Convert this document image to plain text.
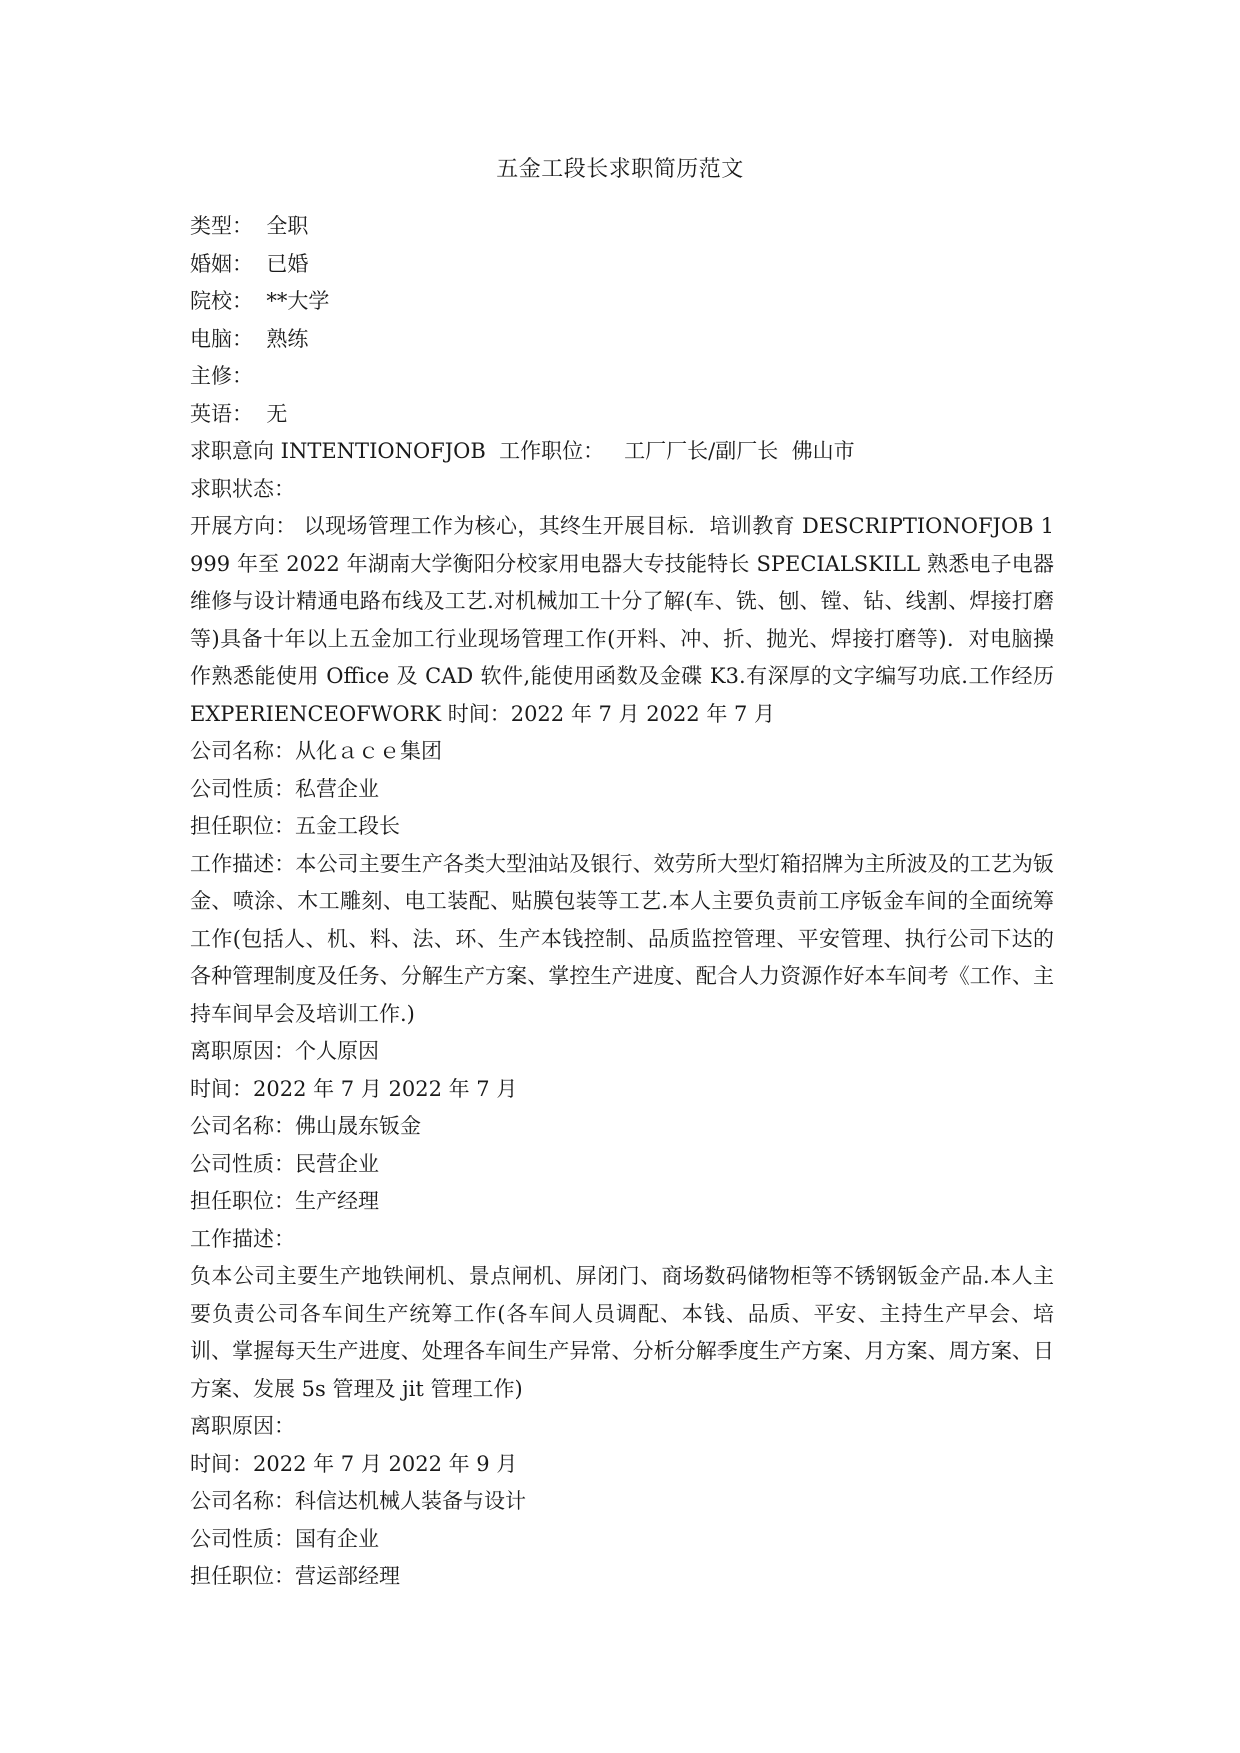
五金工段长求职简历范文

类型：  全职

婚姻：  已婚

院校：  **大学

电脑：  熟练

主修：

英语：  无

求职意向 INTENTIONOFJOB  工作职位：   工厂厂长/副厂长  佛山市

求职状态：

开展方向： 以现场管理工作为核心，其终生开展目标．培训教育 DESCRIPTIONOFJOB 1999 年至 2022 年湖南大学衡阳分校家用电器大专技能特长 SPECIALSKILL 熟悉电子电器维修与设计精通电路布线及工艺.对机械加工十分了解(车、铣、刨、镗、钻、线割、焊接打磨等)具备十年以上五金加工行业现场管理工作(开料、冲、折、抛光、焊接打磨等)．对电脑操作熟悉能使用 Office 及 CAD 软件,能使用函数及金碟 K3.有深厚的文字编写功底.工作经历 EXPERIENCEOFWORK 时间：2022 年 7 月 2022 年 7 月

公司名称：从化ａｃｅ集团

公司性质：私营企业

担任职位：五金工段长

工作描述：本公司主要生产各类大型油站及银行、效劳所大型灯箱招牌为主所波及的工艺为钣金、喷涂、木工雕刻、电工装配、贴膜包装等工艺.本人主要负责前工序钣金车间的全面统筹工作(包括人、机、料、法、环、生产本钱控制、品质监控管理、平安管理、执行公司下达的各种管理制度及任务、分解生产方案、掌控生产进度、配合人力资源作好本车间考《工作、主持车间早会及培训工作.)

离职原因：个人原因

时间：2022 年 7 月 2022 年 7 月

公司名称：佛山晟东钣金

公司性质：民营企业

担任职位：生产经理

工作描述：

负本公司主要生产地铁闸机、景点闸机、屏闭门、商场数码储物柜等不锈钢钣金产品.本人主要负责公司各车间生产统筹工作(各车间人员调配、本钱、品质、平安、主持生产早会、培训、掌握每天生产进度、处理各车间生产异常、分析分解季度生产方案、月方案、周方案、日方案、发展 5s 管理及 jit 管理工作)

离职原因：

时间：2022 年 7 月 2022 年 9 月

公司名称：科信达机械人装备与设计

公司性质：国有企业

担任职位：营运部经理
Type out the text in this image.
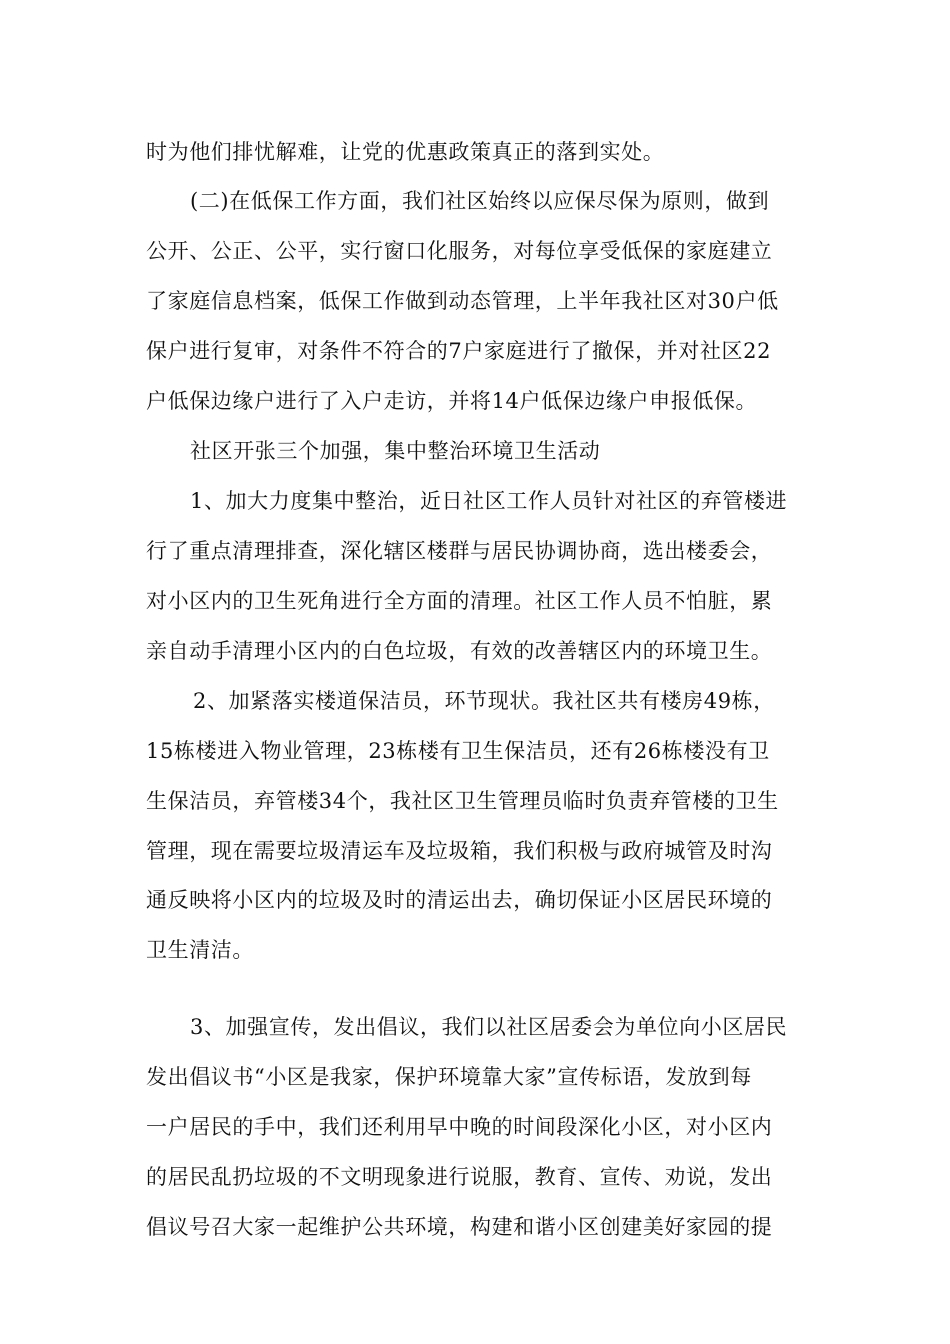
时为他们排忧解难，让党的优惠政策真正的落到实处。

(二)在低保工作方面，我们社区始终以应保尽保为原则，做到

公开、公正、公平，实行窗口化服务，对每位享受低保的家庭建立

了家庭信息档案，低保工作做到动态管理，上半年我社区对30户低

保户进行复审，对条件不符合的7户家庭进行了撤保，并对社区22

户低保边缘户进行了入户走访，并将14户低保边缘户申报低保。

社区开张三个加强，集中整治环境卫生活动

1、加大力度集中整治，近日社区工作人员针对社区的弃管楼进

行了重点清理排查，深化辖区楼群与居民协调协商，选出楼委会，

对小区内的卫生死角进行全方面的清理。社区工作人员不怕脏，累

亲自动手清理小区内的白色垃圾，有效的改善辖区内的环境卫生。

2、加紧落实楼道保洁员，环节现状。我社区共有楼房49栋，

15栋楼进入物业管理，23栋楼有卫生保洁员，还有26栋楼没有卫

生保洁员，弃管楼34个，我社区卫生管理员临时负责弃管楼的卫生

管理，现在需要垃圾清运车及垃圾箱，我们积极与政府城管及时沟

通反映将小区内的垃圾及时的清运出去，确切保证小区居民环境的

卫生清洁。

3、加强宣传，发出倡议，我们以社区居委会为单位向小区居民

发出倡议书“小区是我家，保护环境靠大家”宣传标语，发放到每

一户居民的手中，我们还利用早中晚的时间段深化小区，对小区内

的居民乱扔垃圾的不文明现象进行说服，教育、宣传、劝说，发出

倡议号召大家一起维护公共环境，构建和谐小区创建美好家园的提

*-*-*

### What needs to be done
Give an exact reproduction of every line, leaving out any picture.

### Task answer
Convert this document image to plain text.
五金工段长求职简历范文

类型：  全职

婚姻：  已婚

院校：  **大学

电脑：  熟练

主修：

英语：  无

求职意向 INTENTIONOFJOB  工作职位：   工厂厂长/副厂长  佛山市

求职状态：

开展方向： 以现场管理工作为核心，其终生开展目标．培训教育 DESCRIPTIONOFJOB 1999 年至 2022 年湖南大学衡阳分校家用电器大专技能特长 SPECIALSKILL 熟悉电子电器维修与设计精通电路布线及工艺.对机械加工十分了解(车、铣、刨、镗、钻、线割、焊接打磨等)具备十年以上五金加工行业现场管理工作(开料、冲、折、抛光、焊接打磨等)．对电脑操作熟悉能使用 Office 及 CAD 软件,能使用函数及金碟 K3.有深厚的文字编写功底.工作经历 EXPERIENCEOFWORK 时间：2022 年 7 月 2022 年 7 月

公司名称：从化ａｃｅ集团

公司性质：私营企业

担任职位：五金工段长

工作描述：本公司主要生产各类大型油站及银行、效劳所大型灯箱招牌为主所波及的工艺为钣金、喷涂、木工雕刻、电工装配、贴膜包装等工艺.本人主要负责前工序钣金车间的全面统筹工作(包括人、机、料、法、环、生产本钱控制、品质监控管理、平安管理、执行公司下达的各种管理制度及任务、分解生产方案、掌控生产进度、配合人力资源作好本车间考《工作、主持车间早会及培训工作.)

离职原因：个人原因

时间：2022 年 7 月 2022 年 7 月

公司名称：佛山晟东钣金

公司性质：民营企业

担任职位：生产经理

工作描述：

负本公司主要生产地铁闸机、景点闸机、屏闭门、商场数码储物柜等不锈钢钣金产品.本人主要负责公司各车间生产统筹工作(各车间人员调配、本钱、品质、平安、主持生产早会、培训、掌握每天生产进度、处理各车间生产异常、分析分解季度生产方案、月方案、周方案、日方案、发展 5s 管理及 jit 管理工作)

离职原因：

时间：2022 年 7 月 2022 年 9 月

公司名称：科信达机械人装备与设计

公司性质：国有企业

担任职位：营运部经理
Type out the text in this image.
时为他们排忧解难，让党的优惠政策真正的落到实处。

(二)在低保工作方面，我们社区始终以应保尽保为原则，做到

公开、公正、公平，实行窗口化服务，对每位享受低保的家庭建立

了家庭信息档案，低保工作做到动态管理，上半年我社区对30户低

保户进行复审，对条件不符合的7户家庭进行了撤保，并对社区22

户低保边缘户进行了入户走访，并将14户低保边缘户申报低保。

社区开张三个加强，集中整治环境卫生活动

1、加大力度集中整治，近日社区工作人员针对社区的弃管楼进

行了重点清理排查，深化辖区楼群与居民协调协商，选出楼委会，

对小区内的卫生死角进行全方面的清理。社区工作人员不怕脏，累

亲自动手清理小区内的白色垃圾，有效的改善辖区内的环境卫生。

2、加紧落实楼道保洁员，环节现状。我社区共有楼房49栋，

15栋楼进入物业管理，23栋楼有卫生保洁员，还有26栋楼没有卫

生保洁员，弃管楼34个，我社区卫生管理员临时负责弃管楼的卫生

管理，现在需要垃圾清运车及垃圾箱，我们积极与政府城管及时沟

通反映将小区内的垃圾及时的清运出去，确切保证小区居民环境的

卫生清洁。

3、加强宣传，发出倡议，我们以社区居委会为单位向小区居民

发出倡议书“小区是我家，保护环境靠大家”宣传标语，发放到每

一户居民的手中，我们还利用早中晚的时间段深化小区，对小区内

的居民乱扔垃圾的不文明现象进行说服，教育、宣传、劝说，发出

倡议号召大家一起维护公共环境，构建和谐小区创建美好家园的提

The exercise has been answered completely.